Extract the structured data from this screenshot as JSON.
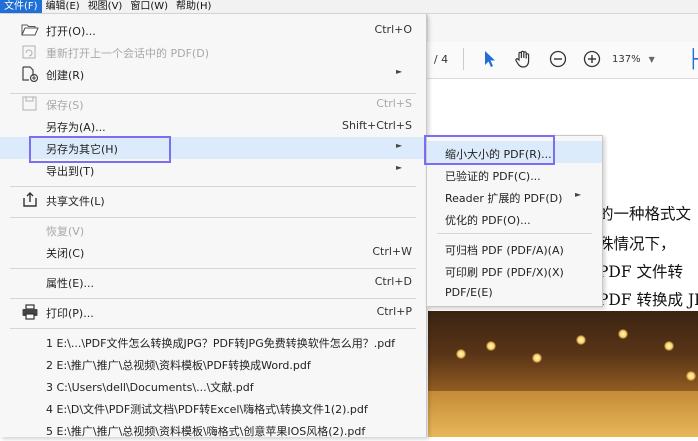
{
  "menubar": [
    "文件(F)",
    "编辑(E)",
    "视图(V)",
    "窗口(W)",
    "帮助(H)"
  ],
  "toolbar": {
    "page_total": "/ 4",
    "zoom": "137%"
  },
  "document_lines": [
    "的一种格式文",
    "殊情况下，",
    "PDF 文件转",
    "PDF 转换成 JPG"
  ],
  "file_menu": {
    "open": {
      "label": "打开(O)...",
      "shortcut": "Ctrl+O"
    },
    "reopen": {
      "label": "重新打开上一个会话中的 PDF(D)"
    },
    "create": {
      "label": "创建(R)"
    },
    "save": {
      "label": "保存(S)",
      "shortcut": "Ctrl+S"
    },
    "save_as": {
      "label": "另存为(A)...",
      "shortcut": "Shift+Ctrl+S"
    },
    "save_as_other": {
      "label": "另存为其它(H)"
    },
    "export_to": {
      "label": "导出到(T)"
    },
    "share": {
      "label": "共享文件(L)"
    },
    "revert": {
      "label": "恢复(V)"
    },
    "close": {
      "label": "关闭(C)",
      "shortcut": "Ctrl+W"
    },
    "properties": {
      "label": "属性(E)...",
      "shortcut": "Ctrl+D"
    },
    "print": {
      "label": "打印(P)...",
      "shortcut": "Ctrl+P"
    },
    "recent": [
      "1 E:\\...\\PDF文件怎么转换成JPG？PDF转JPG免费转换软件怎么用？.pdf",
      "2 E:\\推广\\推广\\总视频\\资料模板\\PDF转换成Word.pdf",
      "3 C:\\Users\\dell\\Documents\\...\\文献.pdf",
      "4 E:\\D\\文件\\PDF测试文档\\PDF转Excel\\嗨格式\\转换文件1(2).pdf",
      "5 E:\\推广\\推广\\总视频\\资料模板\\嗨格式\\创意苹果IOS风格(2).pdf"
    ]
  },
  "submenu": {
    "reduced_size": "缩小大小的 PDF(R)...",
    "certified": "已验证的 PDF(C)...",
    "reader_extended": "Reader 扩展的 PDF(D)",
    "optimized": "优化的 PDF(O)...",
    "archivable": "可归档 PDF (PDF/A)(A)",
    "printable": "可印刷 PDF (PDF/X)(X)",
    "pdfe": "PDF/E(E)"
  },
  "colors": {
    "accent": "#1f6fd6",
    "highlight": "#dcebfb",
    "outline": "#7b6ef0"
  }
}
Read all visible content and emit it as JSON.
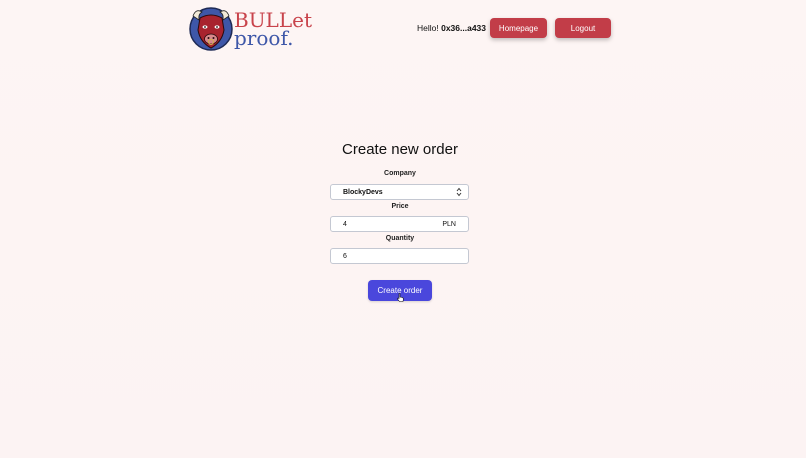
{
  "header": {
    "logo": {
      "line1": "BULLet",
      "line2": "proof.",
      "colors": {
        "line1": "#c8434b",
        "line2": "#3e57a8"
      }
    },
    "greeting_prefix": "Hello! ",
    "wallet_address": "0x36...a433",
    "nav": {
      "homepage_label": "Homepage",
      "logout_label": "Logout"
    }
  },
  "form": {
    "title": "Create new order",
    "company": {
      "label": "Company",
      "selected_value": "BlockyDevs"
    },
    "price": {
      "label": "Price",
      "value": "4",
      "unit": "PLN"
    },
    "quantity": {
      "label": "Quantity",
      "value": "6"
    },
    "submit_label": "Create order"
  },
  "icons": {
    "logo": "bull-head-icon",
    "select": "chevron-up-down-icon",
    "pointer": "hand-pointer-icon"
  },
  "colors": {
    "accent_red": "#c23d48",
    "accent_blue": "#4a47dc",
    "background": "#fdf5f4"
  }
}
========
◆ Task:
Omit the images and transcribe all of the records above word for word.

◆ Finished answer:
Extract the structured data from this screenshot as JSON.
{
  "menubar": [
    "文件(F)",
    "编辑(E)",
    "视图(V)",
    "窗口(W)",
    "帮助(H)"
  ],
  "toolbar": {
    "page_total": "/ 4",
    "zoom": "137%"
  },
  "document_lines": [
    "的一种格式文",
    "殊情况下，",
    "PDF 文件转",
    "PDF 转换成 JPG"
  ],
  "file_menu": {
    "open": {
      "label": "打开(O)...",
      "shortcut": "Ctrl+O"
    },
    "reopen": {
      "label": "重新打开上一个会话中的 PDF(D)"
    },
    "create": {
      "label": "创建(R)"
    },
    "save": {
      "label": "保存(S)",
      "shortcut": "Ctrl+S"
    },
    "save_as": {
      "label": "另存为(A)...",
      "shortcut": "Shift+Ctrl+S"
    },
    "save_as_other": {
      "label": "另存为其它(H)"
    },
    "export_to": {
      "label": "导出到(T)"
    },
    "share": {
      "label": "共享文件(L)"
    },
    "revert": {
      "label": "恢复(V)"
    },
    "close": {
      "label": "关闭(C)",
      "shortcut": "Ctrl+W"
    },
    "properties": {
      "label": "属性(E)...",
      "shortcut": "Ctrl+D"
    },
    "print": {
      "label": "打印(P)...",
      "shortcut": "Ctrl+P"
    },
    "recent": [
      "1 E:\\...\\PDF文件怎么转换成JPG？PDF转JPG免费转换软件怎么用？.pdf",
      "2 E:\\推广\\推广\\总视频\\资料模板\\PDF转换成Word.pdf",
      "3 C:\\Users\\dell\\Documents\\...\\文献.pdf",
      "4 E:\\D\\文件\\PDF测试文档\\PDF转Excel\\嗨格式\\转换文件1(2).pdf",
      "5 E:\\推广\\推广\\总视频\\资料模板\\嗨格式\\创意苹果IOS风格(2).pdf"
    ]
  },
  "submenu": {
    "reduced_size": "缩小大小的 PDF(R)...",
    "certified": "已验证的 PDF(C)...",
    "reader_extended": "Reader 扩展的 PDF(D)",
    "optimized": "优化的 PDF(O)...",
    "archivable": "可归档 PDF (PDF/A)(A)",
    "printable": "可印刷 PDF (PDF/X)(X)",
    "pdfe": "PDF/E(E)"
  },
  "colors": {
    "accent": "#1f6fd6",
    "highlight": "#dcebfb",
    "outline": "#7b6ef0"
  }
}
Read all visible content and emit it as JSON.
{
  "header": {
    "logo": {
      "line1": "BULLet",
      "line2": "proof.",
      "colors": {
        "line1": "#c8434b",
        "line2": "#3e57a8"
      }
    },
    "greeting_prefix": "Hello! ",
    "wallet_address": "0x36...a433",
    "nav": {
      "homepage_label": "Homepage",
      "logout_label": "Logout"
    }
  },
  "form": {
    "title": "Create new order",
    "company": {
      "label": "Company",
      "selected_value": "BlockyDevs"
    },
    "price": {
      "label": "Price",
      "value": "4",
      "unit": "PLN"
    },
    "quantity": {
      "label": "Quantity",
      "value": "6"
    },
    "submit_label": "Create order"
  },
  "icons": {
    "logo": "bull-head-icon",
    "select": "chevron-up-down-icon",
    "pointer": "hand-pointer-icon"
  },
  "colors": {
    "accent_red": "#c23d48",
    "accent_blue": "#4a47dc",
    "background": "#fdf5f4"
  }
}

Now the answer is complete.